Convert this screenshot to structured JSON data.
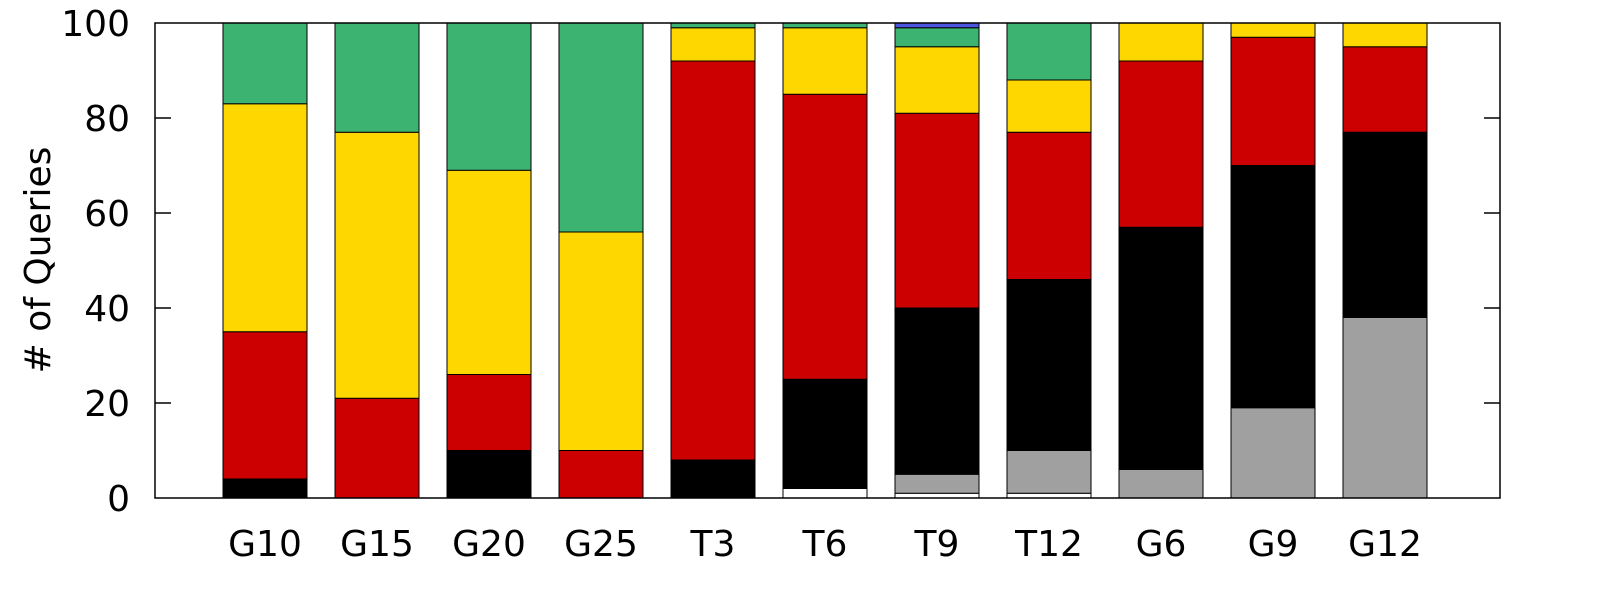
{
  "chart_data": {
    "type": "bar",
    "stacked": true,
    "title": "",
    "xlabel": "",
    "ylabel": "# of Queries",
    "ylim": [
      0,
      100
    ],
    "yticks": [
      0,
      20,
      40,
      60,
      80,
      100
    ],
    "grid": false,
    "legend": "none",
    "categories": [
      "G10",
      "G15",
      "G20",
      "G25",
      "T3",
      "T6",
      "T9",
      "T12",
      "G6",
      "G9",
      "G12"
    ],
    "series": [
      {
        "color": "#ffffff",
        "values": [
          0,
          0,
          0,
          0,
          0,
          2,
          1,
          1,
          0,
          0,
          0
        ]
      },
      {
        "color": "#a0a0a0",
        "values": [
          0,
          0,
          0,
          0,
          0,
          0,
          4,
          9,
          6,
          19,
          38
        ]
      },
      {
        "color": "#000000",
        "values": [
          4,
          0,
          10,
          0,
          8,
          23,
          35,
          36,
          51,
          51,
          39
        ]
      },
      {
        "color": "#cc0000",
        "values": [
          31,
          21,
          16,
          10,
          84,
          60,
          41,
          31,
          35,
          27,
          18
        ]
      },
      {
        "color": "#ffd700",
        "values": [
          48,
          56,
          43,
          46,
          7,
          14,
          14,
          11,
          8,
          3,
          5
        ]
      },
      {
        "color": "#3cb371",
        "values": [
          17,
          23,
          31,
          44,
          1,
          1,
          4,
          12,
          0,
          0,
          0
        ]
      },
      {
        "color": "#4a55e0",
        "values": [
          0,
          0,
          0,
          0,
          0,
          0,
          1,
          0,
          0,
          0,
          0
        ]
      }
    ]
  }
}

* * *

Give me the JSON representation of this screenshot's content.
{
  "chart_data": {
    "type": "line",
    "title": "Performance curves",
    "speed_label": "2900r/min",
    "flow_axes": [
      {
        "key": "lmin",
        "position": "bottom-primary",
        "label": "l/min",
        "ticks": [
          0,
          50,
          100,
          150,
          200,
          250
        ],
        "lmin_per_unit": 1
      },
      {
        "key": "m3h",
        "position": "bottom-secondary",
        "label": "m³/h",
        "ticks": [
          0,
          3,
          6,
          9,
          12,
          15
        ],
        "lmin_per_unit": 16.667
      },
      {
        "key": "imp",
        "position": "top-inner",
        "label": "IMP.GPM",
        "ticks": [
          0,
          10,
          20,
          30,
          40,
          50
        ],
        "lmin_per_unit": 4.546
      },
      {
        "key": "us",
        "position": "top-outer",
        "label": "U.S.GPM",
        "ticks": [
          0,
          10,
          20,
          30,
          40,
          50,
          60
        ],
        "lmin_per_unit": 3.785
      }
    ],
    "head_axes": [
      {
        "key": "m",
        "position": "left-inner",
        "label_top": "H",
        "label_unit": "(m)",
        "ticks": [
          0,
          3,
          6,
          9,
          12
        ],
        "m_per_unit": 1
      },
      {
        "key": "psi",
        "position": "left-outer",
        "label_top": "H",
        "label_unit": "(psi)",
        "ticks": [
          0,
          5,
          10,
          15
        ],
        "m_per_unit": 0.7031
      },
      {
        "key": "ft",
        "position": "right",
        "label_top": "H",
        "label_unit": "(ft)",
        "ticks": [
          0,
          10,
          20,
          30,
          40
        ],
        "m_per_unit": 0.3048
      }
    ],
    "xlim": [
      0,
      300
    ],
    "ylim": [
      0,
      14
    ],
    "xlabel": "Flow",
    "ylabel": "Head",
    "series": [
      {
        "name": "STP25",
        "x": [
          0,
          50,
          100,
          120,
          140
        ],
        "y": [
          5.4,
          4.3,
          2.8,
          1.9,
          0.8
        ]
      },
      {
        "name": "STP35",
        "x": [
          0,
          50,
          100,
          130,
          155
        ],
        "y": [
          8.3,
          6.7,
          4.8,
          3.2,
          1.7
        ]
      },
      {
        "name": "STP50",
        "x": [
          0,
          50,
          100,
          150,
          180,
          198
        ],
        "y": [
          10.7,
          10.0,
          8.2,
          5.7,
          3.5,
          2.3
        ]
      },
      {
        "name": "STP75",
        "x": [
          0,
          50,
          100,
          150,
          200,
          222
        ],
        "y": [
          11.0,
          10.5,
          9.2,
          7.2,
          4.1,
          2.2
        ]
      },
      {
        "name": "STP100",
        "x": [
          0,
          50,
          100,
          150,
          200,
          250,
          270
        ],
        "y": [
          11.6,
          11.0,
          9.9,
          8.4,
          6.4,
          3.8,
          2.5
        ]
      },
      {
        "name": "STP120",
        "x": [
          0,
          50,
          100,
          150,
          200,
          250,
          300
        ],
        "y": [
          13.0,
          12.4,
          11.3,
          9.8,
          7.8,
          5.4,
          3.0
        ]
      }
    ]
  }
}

TASK BRIEF | Locate the word "JSON" in the entries, and copy every line where it is found.

RESULT OF THIS TASK |
Convert this screenshot to structured JSON data.
Give me the JSON representation of this screenshot's content.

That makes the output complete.